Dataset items

# # #

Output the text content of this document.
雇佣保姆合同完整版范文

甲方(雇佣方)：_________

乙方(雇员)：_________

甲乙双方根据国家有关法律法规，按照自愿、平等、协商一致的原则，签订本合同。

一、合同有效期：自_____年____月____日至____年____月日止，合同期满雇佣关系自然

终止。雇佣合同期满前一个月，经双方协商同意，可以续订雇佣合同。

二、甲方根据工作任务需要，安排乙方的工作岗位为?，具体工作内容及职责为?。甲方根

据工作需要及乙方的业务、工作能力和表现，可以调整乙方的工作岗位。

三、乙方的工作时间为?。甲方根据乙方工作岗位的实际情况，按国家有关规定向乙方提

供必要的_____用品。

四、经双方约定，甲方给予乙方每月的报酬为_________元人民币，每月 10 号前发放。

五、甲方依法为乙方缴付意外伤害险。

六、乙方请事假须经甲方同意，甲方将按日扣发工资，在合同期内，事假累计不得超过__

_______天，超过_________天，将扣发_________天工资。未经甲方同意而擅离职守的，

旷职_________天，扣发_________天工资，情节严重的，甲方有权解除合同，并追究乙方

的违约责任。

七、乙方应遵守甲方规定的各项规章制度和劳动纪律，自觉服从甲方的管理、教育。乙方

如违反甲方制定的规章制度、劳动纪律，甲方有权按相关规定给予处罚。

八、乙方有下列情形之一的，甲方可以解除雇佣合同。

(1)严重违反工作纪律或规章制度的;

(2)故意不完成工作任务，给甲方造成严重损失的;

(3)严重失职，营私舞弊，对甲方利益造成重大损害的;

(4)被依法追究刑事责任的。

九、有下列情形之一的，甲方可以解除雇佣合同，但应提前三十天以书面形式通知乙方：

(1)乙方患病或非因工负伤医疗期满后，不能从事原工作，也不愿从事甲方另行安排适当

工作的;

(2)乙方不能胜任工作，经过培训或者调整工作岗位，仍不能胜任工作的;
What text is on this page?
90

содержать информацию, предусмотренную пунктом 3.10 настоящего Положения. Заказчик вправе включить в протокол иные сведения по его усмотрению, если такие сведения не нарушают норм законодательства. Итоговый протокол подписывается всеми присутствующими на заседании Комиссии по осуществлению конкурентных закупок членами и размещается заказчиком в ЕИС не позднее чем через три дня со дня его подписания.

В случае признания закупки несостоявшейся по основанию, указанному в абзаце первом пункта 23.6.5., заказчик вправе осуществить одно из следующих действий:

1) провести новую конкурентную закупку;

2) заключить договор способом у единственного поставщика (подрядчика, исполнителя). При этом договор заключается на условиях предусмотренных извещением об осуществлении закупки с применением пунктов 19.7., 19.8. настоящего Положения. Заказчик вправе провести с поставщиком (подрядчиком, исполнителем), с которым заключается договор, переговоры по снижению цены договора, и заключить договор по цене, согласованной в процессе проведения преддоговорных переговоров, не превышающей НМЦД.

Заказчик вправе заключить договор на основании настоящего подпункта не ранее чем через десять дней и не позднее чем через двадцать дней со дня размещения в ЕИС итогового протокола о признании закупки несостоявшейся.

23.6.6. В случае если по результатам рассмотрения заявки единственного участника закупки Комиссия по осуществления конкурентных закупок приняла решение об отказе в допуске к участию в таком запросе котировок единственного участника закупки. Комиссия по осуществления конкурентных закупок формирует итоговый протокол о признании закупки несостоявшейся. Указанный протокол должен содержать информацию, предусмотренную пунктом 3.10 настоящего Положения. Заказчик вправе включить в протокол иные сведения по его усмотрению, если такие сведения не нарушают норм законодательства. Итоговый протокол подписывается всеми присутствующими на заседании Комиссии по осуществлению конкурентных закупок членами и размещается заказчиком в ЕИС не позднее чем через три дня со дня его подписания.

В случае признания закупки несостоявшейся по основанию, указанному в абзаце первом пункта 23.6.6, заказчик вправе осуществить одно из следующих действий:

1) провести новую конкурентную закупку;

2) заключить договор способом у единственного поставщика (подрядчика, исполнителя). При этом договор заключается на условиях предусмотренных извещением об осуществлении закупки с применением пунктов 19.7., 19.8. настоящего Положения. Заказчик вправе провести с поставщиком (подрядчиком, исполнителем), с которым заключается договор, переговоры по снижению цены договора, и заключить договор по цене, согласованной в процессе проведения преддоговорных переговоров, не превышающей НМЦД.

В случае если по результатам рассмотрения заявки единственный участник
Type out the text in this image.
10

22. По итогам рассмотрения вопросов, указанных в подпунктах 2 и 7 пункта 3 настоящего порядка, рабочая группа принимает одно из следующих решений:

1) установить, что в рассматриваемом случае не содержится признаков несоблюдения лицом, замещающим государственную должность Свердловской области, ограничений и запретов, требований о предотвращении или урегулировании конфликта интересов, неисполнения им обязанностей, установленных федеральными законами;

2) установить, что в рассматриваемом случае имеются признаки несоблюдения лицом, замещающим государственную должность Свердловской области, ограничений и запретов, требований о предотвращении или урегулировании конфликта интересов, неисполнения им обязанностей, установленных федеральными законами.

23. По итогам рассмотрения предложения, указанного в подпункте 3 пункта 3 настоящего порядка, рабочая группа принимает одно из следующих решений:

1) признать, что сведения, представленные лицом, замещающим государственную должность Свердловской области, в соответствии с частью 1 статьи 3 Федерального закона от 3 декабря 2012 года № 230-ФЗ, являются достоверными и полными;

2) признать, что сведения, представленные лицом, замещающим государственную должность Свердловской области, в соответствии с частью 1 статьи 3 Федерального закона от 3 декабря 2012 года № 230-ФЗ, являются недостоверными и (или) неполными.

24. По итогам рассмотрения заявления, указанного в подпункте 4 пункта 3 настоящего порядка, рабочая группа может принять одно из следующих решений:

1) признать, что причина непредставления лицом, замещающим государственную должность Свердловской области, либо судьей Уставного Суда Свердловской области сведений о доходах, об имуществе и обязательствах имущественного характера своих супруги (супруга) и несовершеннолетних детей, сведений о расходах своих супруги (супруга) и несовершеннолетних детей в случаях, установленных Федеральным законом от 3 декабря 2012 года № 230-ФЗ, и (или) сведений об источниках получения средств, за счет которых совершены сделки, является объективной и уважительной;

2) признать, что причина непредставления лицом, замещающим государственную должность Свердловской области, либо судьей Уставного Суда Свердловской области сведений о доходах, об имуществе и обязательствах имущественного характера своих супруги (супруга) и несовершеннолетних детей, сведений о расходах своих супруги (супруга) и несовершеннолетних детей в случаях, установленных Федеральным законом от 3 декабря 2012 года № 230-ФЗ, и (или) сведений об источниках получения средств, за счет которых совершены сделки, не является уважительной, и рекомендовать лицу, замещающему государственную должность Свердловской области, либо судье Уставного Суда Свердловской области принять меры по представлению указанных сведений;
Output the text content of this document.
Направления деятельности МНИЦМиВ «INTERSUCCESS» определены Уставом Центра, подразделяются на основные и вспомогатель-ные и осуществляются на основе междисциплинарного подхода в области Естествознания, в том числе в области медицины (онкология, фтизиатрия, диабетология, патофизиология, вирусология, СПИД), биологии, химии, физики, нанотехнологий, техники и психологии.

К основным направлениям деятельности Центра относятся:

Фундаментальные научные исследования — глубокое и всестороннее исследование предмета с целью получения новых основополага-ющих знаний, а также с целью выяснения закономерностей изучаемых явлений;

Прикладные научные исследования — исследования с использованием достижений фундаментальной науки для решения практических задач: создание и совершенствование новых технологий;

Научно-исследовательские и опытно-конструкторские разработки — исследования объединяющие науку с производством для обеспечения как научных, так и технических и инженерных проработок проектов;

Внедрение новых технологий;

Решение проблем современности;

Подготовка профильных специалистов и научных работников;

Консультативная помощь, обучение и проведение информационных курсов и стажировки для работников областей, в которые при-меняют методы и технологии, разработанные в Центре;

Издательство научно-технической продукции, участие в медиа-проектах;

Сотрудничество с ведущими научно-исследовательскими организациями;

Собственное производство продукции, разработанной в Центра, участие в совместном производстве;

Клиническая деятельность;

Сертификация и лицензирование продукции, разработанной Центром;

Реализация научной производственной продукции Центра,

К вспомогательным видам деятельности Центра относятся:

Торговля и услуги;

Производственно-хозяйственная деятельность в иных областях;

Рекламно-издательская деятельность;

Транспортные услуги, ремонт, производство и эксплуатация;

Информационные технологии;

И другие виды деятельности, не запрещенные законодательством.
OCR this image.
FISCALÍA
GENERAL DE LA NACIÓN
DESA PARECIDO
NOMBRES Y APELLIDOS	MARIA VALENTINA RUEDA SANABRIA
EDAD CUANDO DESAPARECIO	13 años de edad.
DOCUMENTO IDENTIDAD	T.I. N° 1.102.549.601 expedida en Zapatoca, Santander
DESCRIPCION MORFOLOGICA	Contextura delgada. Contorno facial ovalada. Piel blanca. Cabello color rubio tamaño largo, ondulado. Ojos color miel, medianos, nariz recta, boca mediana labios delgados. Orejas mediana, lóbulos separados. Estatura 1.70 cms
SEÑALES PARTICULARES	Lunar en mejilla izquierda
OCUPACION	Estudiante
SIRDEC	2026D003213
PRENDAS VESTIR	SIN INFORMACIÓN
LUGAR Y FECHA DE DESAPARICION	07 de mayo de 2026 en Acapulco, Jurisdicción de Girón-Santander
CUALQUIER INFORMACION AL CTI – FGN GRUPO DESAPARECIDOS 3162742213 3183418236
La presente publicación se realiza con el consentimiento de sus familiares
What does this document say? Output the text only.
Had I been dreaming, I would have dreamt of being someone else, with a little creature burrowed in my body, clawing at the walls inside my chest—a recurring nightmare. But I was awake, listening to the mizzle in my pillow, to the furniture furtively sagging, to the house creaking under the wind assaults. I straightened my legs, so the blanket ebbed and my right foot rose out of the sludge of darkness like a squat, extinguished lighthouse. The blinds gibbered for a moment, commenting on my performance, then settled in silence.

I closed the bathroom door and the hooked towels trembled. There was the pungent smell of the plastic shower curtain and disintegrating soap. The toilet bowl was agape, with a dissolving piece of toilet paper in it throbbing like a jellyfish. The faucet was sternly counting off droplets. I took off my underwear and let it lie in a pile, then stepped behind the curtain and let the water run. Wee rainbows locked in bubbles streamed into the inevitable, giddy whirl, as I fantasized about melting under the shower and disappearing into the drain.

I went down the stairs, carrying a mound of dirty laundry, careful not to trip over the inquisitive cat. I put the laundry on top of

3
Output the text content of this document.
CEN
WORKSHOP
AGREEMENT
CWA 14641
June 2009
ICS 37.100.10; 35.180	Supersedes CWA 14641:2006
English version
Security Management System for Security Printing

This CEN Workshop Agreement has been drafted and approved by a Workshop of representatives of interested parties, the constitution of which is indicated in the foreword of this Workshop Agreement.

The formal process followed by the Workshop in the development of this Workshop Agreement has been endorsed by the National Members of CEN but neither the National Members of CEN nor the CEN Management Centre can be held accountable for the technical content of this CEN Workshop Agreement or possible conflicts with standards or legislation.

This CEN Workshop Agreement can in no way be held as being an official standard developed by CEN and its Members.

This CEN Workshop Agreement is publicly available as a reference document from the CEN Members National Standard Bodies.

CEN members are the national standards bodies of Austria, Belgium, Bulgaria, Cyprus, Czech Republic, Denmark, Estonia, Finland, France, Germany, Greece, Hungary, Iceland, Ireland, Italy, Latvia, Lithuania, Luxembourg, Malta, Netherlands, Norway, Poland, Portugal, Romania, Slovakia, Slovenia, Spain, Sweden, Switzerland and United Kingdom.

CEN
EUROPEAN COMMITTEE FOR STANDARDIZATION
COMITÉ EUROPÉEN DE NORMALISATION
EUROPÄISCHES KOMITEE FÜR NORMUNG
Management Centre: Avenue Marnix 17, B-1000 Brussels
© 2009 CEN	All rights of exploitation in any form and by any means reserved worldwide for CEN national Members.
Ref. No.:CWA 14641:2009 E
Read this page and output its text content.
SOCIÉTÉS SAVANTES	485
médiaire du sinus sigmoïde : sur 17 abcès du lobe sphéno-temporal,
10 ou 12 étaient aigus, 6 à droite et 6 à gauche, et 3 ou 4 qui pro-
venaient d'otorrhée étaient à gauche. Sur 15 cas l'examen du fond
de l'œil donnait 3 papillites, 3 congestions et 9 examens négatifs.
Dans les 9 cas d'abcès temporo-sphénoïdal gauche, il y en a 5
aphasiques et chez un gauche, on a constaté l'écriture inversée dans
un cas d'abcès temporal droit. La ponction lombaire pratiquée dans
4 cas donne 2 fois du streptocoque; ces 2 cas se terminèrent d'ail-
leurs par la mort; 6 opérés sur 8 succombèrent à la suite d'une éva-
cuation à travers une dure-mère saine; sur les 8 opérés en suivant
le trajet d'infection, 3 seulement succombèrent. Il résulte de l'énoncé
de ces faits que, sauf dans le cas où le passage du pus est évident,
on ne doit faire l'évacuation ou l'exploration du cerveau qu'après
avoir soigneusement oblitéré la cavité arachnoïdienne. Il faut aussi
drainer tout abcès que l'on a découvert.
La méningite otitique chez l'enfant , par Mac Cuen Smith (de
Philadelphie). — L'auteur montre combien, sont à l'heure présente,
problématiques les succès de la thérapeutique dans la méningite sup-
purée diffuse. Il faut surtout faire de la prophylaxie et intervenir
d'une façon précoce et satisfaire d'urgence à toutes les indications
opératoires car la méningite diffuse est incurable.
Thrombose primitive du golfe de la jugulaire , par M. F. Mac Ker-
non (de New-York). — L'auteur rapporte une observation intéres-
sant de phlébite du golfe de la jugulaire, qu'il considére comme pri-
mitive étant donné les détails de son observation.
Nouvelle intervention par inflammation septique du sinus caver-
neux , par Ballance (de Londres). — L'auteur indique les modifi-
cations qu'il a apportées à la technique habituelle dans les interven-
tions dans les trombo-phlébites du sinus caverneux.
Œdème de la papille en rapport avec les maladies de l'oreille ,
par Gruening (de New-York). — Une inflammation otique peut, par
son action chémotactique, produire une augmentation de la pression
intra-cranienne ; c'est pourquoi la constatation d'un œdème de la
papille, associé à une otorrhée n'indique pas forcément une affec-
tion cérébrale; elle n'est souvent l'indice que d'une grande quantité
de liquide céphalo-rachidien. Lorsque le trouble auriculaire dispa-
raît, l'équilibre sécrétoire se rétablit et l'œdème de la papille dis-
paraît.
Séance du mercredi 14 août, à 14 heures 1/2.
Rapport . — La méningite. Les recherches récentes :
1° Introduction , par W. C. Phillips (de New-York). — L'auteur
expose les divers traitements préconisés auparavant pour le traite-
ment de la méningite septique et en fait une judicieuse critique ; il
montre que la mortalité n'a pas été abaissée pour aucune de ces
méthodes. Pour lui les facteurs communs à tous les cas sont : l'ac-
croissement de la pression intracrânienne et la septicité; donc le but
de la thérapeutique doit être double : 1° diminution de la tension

# # #

REQUIRED TASK
Collect from the data above every line that includes "итогам".

RESULT FOR THIS TASK
22. По итогам рассмотрения вопросов, указанных в подпунктах 2 и 7 пункта 3 настоящего порядка, рабочая группа принимает одно из следующих решений:
23. По итогам рассмотрения предложения, указанного в подпункте 3 пункта 3 настоящего порядка, рабочая группа принимает одно из следующих решений:
24. По итогам рассмотрения заявления, указанного в подпункте 4 пункта 3 настоящего порядка, рабочая группа может принять одно из следующих решений:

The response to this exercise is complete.